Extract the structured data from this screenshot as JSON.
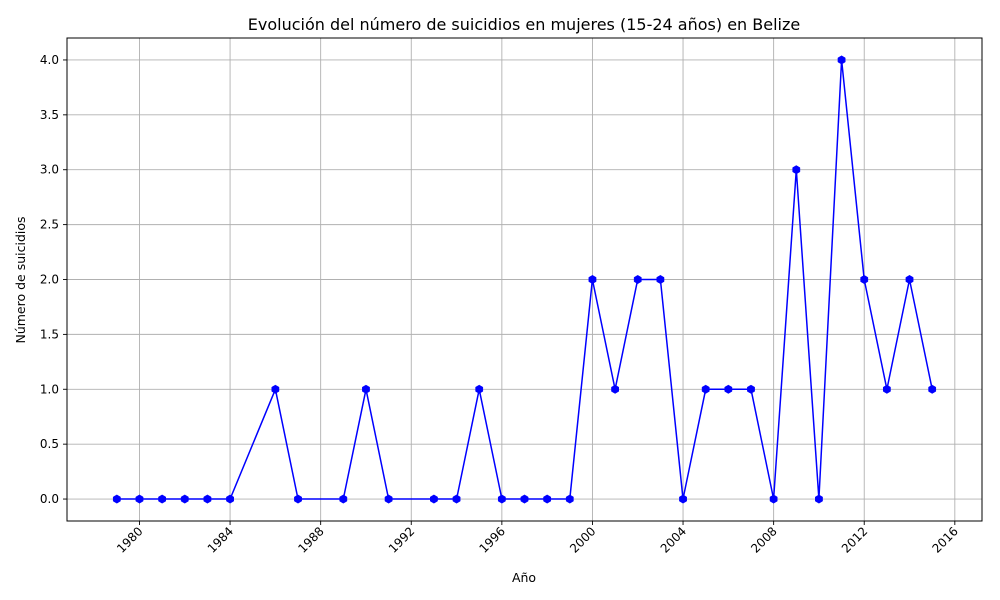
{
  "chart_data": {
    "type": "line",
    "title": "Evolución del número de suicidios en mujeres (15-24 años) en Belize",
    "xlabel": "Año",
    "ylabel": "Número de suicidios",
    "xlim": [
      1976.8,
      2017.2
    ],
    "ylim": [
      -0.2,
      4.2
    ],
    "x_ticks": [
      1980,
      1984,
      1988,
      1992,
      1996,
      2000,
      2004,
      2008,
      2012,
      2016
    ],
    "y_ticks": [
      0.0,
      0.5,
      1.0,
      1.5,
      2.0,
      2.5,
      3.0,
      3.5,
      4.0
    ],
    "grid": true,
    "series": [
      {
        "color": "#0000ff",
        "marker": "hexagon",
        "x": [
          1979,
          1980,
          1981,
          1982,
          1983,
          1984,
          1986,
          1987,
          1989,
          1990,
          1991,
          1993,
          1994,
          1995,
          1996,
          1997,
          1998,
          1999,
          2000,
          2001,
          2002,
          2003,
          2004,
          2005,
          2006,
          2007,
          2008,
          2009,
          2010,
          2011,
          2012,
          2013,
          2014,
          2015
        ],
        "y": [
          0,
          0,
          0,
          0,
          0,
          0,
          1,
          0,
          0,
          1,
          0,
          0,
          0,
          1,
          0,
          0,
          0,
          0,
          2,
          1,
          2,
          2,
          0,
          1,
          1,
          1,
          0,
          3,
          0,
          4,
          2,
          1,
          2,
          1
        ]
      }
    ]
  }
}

____________

• [PROMPT]: Reproduce the records verbatim, omitting all images they contain.

• [WRITTEN SOLUTION]:
Extract the structured data from this screenshot as JSON.
{
  "chart_data": {
    "type": "line",
    "title": "Evolución del número de suicidios en mujeres (15-24 años) en Belize",
    "xlabel": "Año",
    "ylabel": "Número de suicidios",
    "xlim": [
      1976.8,
      2017.2
    ],
    "ylim": [
      -0.2,
      4.2
    ],
    "x_ticks": [
      1980,
      1984,
      1988,
      1992,
      1996,
      2000,
      2004,
      2008,
      2012,
      2016
    ],
    "y_ticks": [
      0.0,
      0.5,
      1.0,
      1.5,
      2.0,
      2.5,
      3.0,
      3.5,
      4.0
    ],
    "grid": true,
    "series": [
      {
        "color": "#0000ff",
        "marker": "hexagon",
        "x": [
          1979,
          1980,
          1981,
          1982,
          1983,
          1984,
          1986,
          1987,
          1989,
          1990,
          1991,
          1993,
          1994,
          1995,
          1996,
          1997,
          1998,
          1999,
          2000,
          2001,
          2002,
          2003,
          2004,
          2005,
          2006,
          2007,
          2008,
          2009,
          2010,
          2011,
          2012,
          2013,
          2014,
          2015
        ],
        "y": [
          0,
          0,
          0,
          0,
          0,
          0,
          1,
          0,
          0,
          1,
          0,
          0,
          0,
          1,
          0,
          0,
          0,
          0,
          2,
          1,
          2,
          2,
          0,
          1,
          1,
          1,
          0,
          3,
          0,
          4,
          2,
          1,
          2,
          1
        ]
      }
    ]
  }
}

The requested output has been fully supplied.